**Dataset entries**
• • • •
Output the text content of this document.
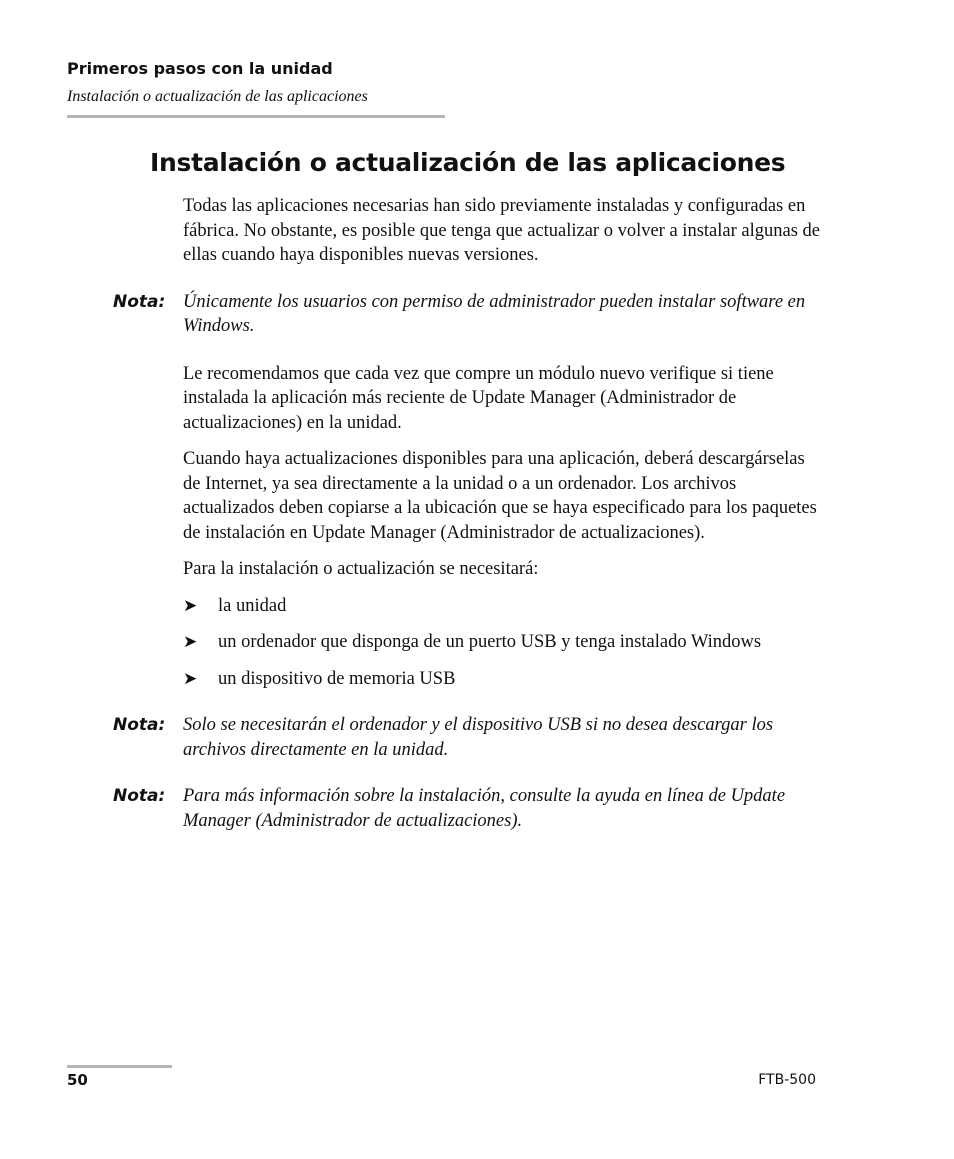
Primeros pasos con la unidad
Instalación o actualización de las aplicaciones
Instalación o actualización de las aplicaciones

Todas las aplicaciones necesarias han sido previamente instaladas y configuradas en fábrica. No obstante, es posible que tenga que actualizar o volver a instalar algunas de ellas cuando haya disponibles nuevas versiones.

Nota: Únicamente los usuarios con permiso de administrador pueden instalar software en Windows.

Le recomendamos que cada vez que compre un módulo nuevo verifique si tiene instalada la aplicación más reciente de Update Manager (Administrador de actualizaciones) en la unidad.

Cuando haya actualizaciones disponibles para una aplicación, deberá descargárselas de Internet, ya sea directamente a la unidad o a un ordenador. Los archivos actualizados deben copiarse a la ubicación que se haya especificado para los paquetes de instalación en Update Manager (Administrador de actualizaciones).

Para la instalación o actualización se necesitará:

➤ la unidad
➤ un ordenador que disponga de un puerto USB y tenga instalado Windows
➤ un dispositivo de memoria USB
Nota: Solo se necesitarán el ordenador y el dispositivo USB si no desea descargar los archivos directamente en la unidad.

Nota: Para más información sobre la instalación, consulte la ayuda en línea de Update Manager (Administrador de actualizaciones).

50	FTB-500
• • • •
**TO BE DONE**
Repeat the material above verbatim. Leave the pictures behind.

**THE OUTPUT**
Output the text content of this document.
Primeros pasos con la unidad
Instalación o actualización de las aplicaciones
Instalación o actualización de las aplicaciones

Todas las aplicaciones necesarias han sido previamente instaladas y configuradas en fábrica. No obstante, es posible que tenga que actualizar o volver a instalar algunas de ellas cuando haya disponibles nuevas versiones.

Nota: Únicamente los usuarios con permiso de administrador pueden instalar software en Windows.

Le recomendamos que cada vez que compre un módulo nuevo verifique si tiene instalada la aplicación más reciente de Update Manager (Administrador de actualizaciones) en la unidad.

Cuando haya actualizaciones disponibles para una aplicación, deberá descargárselas de Internet, ya sea directamente a la unidad o a un ordenador. Los archivos actualizados deben copiarse a la ubicación que se haya especificado para los paquetes de instalación en Update Manager (Administrador de actualizaciones).

Para la instalación o actualización se necesitará:

➤ la unidad
➤ un ordenador que disponga de un puerto USB y tenga instalado Windows
➤ un dispositivo de memoria USB
Nota: Solo se necesitarán el ordenador y el dispositivo USB si no desea descargar los archivos directamente en la unidad.

Nota: Para más información sobre la instalación, consulte la ayuda en línea de Update Manager (Administrador de actualizaciones).

50	FTB-500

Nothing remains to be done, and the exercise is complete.